_INPUT RECORDS_
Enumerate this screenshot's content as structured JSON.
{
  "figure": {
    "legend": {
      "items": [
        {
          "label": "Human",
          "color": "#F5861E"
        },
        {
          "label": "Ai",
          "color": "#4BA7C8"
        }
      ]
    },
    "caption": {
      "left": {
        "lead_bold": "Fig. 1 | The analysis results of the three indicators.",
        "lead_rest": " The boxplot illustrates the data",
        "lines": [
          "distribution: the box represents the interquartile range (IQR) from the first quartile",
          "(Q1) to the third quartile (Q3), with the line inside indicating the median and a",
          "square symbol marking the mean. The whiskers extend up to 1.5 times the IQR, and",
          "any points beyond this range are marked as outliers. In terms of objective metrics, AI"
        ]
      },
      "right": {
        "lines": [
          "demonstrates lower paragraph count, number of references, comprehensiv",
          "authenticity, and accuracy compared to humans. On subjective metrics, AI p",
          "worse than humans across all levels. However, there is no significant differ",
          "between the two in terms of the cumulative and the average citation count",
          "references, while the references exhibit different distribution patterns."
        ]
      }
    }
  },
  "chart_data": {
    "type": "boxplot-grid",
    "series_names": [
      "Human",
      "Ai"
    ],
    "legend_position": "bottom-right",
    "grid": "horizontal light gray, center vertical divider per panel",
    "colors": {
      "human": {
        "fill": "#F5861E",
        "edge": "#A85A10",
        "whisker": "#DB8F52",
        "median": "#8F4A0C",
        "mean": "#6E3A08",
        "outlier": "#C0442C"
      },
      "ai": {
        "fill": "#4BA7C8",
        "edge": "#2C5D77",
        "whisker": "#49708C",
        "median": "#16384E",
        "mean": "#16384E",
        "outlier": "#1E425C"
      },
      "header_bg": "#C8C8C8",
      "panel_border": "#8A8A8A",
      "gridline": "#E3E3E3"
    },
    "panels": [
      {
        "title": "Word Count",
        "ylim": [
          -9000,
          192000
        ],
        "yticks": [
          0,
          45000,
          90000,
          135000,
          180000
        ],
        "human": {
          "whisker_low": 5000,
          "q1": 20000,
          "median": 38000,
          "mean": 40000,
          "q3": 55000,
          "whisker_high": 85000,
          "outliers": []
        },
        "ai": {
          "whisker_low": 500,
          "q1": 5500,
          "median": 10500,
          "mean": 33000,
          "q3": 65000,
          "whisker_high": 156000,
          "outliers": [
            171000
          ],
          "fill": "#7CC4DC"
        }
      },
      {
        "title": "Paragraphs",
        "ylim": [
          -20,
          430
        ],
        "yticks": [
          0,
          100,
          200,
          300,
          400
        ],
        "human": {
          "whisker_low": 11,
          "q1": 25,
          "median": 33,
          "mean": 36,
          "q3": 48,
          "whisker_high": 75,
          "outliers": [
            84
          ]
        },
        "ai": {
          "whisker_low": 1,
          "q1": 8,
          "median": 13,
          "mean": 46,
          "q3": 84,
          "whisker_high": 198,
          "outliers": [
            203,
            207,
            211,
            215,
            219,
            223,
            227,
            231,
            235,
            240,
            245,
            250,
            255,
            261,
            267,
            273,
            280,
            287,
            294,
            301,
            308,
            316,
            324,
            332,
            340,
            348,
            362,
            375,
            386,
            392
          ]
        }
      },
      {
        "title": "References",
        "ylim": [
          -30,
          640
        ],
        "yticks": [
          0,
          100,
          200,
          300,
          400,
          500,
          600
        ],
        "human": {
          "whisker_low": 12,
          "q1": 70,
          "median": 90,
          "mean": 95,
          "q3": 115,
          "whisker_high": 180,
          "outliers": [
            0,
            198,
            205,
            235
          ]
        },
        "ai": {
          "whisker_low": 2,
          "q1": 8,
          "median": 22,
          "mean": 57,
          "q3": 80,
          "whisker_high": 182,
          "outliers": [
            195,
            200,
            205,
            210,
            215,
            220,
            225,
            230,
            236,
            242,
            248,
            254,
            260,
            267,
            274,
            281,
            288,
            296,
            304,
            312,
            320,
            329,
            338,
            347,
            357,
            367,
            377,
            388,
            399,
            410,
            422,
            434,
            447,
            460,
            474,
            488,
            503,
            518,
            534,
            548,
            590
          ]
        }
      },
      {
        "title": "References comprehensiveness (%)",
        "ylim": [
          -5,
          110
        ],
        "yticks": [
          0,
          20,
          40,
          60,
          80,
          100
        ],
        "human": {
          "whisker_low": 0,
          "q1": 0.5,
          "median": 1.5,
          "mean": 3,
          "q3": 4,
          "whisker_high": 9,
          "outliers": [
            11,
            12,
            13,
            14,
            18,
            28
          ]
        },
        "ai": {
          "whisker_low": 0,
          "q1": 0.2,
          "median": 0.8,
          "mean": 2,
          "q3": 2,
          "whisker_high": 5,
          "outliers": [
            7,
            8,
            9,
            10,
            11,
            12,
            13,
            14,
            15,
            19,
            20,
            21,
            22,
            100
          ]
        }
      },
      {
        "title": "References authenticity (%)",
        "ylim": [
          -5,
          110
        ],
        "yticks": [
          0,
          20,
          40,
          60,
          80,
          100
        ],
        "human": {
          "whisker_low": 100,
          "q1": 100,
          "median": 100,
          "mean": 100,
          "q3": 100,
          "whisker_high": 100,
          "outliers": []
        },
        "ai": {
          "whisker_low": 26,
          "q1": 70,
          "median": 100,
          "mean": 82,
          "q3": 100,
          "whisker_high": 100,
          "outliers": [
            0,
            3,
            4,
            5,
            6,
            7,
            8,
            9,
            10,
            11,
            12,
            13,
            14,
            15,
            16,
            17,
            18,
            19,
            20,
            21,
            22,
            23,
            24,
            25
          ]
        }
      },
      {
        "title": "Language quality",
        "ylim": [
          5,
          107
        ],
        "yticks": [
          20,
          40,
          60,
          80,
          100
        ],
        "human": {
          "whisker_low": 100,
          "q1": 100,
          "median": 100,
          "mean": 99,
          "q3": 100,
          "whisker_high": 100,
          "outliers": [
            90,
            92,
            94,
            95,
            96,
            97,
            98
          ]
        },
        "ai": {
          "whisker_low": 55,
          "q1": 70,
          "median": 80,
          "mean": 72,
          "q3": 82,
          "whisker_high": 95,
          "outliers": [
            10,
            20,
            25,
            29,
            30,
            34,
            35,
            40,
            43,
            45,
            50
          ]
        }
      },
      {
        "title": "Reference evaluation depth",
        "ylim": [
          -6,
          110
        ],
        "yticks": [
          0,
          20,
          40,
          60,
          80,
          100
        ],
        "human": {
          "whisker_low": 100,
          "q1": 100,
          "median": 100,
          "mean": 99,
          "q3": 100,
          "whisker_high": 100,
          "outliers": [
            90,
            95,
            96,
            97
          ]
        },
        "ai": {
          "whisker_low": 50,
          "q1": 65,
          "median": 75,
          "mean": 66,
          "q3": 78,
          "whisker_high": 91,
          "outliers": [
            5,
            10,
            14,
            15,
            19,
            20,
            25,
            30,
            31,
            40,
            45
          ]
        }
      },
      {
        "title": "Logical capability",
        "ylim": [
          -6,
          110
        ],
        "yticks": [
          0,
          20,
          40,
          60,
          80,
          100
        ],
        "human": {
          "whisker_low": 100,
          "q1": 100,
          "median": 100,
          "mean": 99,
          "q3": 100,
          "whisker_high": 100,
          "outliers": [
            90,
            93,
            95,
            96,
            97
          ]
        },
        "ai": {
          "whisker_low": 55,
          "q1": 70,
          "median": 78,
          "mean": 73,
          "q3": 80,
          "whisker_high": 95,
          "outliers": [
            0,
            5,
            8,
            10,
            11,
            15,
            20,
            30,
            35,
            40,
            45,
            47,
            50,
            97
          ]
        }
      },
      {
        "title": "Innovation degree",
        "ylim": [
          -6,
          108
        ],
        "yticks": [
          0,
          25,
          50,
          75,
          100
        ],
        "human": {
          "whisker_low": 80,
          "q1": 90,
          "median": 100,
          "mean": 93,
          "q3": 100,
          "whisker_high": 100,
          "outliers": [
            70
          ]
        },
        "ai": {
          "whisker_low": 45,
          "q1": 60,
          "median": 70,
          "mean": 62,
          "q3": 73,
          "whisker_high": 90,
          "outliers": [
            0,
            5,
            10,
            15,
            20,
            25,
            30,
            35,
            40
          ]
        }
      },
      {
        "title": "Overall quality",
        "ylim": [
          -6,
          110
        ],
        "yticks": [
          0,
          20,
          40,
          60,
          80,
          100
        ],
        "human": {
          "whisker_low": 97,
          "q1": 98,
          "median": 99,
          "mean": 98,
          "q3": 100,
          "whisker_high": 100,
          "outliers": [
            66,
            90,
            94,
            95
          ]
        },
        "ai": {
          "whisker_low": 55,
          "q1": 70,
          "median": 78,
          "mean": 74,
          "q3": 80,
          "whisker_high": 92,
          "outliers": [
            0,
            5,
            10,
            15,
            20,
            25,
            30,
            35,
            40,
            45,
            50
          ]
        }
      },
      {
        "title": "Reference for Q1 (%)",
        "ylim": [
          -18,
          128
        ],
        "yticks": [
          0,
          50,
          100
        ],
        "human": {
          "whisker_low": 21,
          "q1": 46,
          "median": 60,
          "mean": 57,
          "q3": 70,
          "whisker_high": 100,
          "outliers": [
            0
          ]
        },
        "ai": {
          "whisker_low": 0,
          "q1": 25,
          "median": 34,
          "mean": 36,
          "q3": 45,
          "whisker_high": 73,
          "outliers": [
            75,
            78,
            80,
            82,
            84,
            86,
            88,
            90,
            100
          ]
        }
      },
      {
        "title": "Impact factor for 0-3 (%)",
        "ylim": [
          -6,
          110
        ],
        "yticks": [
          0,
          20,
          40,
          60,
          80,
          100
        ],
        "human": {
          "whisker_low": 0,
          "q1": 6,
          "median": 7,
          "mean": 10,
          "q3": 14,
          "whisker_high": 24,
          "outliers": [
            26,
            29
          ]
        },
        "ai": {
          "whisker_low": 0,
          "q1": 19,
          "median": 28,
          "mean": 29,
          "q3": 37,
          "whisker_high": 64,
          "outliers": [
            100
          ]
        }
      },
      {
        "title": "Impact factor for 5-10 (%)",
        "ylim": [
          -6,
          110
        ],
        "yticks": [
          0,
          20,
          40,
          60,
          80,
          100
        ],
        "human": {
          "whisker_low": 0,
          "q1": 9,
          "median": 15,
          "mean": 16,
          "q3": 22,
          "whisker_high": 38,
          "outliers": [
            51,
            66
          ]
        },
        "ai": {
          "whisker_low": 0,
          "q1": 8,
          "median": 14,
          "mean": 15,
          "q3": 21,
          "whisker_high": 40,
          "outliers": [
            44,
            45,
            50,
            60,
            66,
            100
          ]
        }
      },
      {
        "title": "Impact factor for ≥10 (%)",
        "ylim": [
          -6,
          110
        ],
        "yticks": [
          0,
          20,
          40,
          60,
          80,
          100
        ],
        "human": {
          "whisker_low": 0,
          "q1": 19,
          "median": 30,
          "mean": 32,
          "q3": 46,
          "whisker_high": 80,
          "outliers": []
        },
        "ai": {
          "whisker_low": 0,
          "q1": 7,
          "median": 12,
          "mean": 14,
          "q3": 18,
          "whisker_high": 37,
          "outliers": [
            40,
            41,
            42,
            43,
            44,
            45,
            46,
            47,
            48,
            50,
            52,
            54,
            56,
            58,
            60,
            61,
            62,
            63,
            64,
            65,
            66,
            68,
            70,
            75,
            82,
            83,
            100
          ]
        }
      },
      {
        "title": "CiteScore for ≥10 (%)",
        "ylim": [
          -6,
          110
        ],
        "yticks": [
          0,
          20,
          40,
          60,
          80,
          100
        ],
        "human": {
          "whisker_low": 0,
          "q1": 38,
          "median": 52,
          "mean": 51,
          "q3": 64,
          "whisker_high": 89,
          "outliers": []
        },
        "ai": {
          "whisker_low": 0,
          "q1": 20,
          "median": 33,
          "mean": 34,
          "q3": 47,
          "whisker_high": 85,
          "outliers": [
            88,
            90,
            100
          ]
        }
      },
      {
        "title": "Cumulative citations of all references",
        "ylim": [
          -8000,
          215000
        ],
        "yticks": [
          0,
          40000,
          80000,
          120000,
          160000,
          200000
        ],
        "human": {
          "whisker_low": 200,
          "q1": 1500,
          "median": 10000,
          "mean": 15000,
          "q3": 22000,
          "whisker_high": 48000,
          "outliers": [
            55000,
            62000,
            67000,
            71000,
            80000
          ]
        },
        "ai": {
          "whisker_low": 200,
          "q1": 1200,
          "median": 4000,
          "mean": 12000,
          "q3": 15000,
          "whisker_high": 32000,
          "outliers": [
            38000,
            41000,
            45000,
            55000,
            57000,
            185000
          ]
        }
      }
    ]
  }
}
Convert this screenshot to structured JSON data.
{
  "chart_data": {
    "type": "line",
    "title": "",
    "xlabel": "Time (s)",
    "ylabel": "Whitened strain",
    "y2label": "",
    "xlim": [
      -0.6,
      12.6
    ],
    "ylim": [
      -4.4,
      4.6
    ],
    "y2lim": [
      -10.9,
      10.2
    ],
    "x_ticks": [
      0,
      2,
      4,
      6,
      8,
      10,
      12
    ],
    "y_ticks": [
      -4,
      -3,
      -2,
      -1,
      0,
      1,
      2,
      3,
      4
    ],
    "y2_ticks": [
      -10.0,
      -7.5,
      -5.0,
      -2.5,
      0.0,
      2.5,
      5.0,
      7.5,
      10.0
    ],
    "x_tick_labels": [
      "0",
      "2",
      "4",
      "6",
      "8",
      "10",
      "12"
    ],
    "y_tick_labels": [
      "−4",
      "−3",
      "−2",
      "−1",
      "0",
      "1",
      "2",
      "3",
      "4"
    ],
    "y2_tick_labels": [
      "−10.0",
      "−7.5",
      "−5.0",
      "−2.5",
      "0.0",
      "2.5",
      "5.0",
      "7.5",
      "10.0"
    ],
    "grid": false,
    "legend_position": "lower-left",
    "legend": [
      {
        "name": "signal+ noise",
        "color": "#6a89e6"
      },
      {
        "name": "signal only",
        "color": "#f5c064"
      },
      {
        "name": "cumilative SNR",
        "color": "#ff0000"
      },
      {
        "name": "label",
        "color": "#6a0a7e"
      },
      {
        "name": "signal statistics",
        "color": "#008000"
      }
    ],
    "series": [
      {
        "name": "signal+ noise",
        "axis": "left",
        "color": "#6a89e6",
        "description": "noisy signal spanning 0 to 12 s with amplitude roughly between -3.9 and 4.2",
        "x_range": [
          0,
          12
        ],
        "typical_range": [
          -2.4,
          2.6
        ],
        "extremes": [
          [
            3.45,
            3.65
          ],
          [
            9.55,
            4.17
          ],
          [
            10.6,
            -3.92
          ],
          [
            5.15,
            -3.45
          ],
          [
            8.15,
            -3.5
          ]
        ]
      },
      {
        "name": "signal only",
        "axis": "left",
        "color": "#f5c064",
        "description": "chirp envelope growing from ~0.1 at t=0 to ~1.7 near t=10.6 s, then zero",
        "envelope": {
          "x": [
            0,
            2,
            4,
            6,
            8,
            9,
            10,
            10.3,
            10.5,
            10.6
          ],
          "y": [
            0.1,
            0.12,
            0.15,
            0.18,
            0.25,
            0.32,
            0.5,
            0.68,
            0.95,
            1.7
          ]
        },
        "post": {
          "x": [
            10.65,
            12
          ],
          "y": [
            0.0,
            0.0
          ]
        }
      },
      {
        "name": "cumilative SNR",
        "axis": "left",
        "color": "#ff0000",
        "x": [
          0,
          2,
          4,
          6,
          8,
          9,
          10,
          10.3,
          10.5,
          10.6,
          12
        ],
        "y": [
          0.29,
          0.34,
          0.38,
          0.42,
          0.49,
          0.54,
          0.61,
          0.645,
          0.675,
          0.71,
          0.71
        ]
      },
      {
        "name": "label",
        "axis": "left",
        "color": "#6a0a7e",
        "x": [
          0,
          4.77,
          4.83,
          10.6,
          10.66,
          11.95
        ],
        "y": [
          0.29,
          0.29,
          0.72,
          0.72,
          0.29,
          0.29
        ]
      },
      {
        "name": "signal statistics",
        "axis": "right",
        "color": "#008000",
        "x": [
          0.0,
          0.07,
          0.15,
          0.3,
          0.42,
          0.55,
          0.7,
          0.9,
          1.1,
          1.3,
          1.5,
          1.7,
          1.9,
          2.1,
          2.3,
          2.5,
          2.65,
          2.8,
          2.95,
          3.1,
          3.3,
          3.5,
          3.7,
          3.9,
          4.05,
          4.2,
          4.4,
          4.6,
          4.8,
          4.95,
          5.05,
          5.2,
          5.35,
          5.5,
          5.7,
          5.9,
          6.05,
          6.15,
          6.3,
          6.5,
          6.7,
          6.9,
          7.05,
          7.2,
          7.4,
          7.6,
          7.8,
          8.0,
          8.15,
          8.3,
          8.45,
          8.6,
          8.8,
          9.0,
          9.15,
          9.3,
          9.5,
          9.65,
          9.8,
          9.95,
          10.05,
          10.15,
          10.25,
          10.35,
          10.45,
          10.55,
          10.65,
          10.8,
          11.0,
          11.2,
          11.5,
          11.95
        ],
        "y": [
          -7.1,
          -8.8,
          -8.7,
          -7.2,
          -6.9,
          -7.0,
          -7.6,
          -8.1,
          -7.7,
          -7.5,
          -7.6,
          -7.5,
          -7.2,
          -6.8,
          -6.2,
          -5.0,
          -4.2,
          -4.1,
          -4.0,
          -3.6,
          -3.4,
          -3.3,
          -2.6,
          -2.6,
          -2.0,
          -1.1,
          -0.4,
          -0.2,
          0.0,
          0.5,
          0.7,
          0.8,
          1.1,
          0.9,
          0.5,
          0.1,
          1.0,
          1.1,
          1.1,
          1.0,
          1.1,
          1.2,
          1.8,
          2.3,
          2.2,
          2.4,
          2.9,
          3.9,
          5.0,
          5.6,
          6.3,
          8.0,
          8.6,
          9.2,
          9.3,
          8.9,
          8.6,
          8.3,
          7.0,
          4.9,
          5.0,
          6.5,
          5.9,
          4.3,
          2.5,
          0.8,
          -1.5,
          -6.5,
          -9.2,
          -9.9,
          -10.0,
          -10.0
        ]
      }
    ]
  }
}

_WHAT THE EXERCISE ASKS_
Copy every line from the entries that contains the word "envelope".

_TASK SOLUTION_
        "description": "chirp envelope growing from ~0.1 at t=0 to ~1.7 near t=10.6 s, then zero",
        "envelope": {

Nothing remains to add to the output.